-------- LISTED RECORDS
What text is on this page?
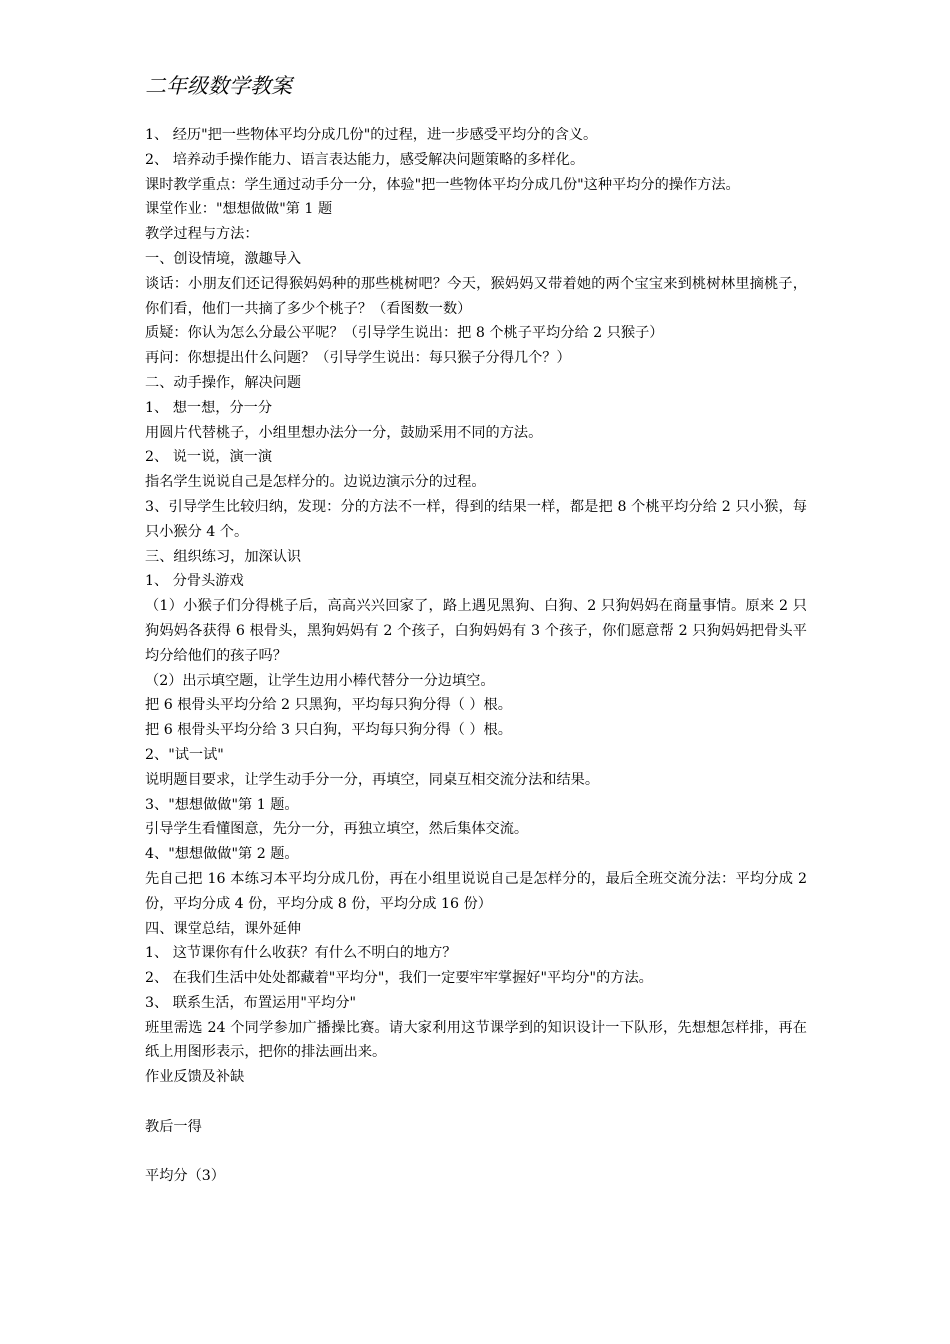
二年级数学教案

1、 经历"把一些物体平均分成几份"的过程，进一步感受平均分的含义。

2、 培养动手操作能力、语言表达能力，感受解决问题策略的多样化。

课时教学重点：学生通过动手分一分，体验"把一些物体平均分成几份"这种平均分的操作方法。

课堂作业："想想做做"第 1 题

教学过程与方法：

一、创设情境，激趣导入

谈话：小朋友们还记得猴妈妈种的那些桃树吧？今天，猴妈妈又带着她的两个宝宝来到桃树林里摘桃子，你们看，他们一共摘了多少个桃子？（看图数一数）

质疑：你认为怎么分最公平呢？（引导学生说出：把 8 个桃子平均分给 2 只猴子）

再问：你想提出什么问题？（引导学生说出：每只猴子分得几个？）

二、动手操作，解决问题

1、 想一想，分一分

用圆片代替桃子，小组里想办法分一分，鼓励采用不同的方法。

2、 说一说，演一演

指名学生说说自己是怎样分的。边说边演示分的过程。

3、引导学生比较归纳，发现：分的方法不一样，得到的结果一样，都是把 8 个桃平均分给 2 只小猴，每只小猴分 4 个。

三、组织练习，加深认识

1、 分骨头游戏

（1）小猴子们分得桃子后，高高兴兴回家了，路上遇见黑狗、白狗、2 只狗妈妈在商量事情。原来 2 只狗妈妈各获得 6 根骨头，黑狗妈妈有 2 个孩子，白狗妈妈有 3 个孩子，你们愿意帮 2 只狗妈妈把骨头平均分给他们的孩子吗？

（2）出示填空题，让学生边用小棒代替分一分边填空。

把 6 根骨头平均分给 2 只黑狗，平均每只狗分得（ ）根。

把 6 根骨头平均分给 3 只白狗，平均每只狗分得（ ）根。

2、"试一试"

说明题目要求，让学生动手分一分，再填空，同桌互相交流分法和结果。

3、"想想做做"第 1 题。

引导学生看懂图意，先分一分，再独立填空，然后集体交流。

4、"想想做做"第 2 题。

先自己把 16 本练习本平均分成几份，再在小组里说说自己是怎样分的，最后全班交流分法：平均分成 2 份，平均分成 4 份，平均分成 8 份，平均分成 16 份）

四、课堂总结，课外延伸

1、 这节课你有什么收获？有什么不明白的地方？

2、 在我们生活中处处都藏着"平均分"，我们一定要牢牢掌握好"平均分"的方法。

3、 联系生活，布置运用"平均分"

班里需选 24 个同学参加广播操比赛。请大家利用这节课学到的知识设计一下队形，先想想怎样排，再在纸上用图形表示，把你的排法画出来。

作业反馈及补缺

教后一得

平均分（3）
----------------
-------- LISTED RECORDS
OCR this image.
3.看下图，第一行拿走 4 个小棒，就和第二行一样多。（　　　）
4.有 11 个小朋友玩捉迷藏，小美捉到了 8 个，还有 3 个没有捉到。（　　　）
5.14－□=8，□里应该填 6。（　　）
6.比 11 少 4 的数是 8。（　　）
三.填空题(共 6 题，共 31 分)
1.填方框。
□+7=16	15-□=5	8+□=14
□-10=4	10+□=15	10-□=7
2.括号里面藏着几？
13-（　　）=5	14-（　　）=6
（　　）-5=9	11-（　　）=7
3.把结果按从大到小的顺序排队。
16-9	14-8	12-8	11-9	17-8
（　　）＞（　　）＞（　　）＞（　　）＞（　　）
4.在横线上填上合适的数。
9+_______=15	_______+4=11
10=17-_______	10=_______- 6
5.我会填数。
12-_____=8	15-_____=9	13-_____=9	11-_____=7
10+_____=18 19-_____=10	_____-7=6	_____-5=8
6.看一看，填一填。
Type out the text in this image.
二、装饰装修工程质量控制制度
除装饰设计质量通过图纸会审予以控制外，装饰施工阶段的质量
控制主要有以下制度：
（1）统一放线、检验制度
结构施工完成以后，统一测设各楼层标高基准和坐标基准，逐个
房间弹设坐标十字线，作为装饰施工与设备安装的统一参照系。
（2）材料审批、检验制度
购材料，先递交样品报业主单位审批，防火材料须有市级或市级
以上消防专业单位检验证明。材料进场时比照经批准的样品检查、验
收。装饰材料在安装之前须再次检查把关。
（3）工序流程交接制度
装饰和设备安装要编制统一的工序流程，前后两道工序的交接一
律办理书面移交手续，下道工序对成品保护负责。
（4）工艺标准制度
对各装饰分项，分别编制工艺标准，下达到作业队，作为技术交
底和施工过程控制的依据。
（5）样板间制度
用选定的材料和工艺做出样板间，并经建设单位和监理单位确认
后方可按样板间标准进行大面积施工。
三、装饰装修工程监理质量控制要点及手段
----------------
**WRITTEN TASK**
Using the listing, say how many lines include the word "根骨头平均分给", and add nothing else.

**TASK RESPONSE**
2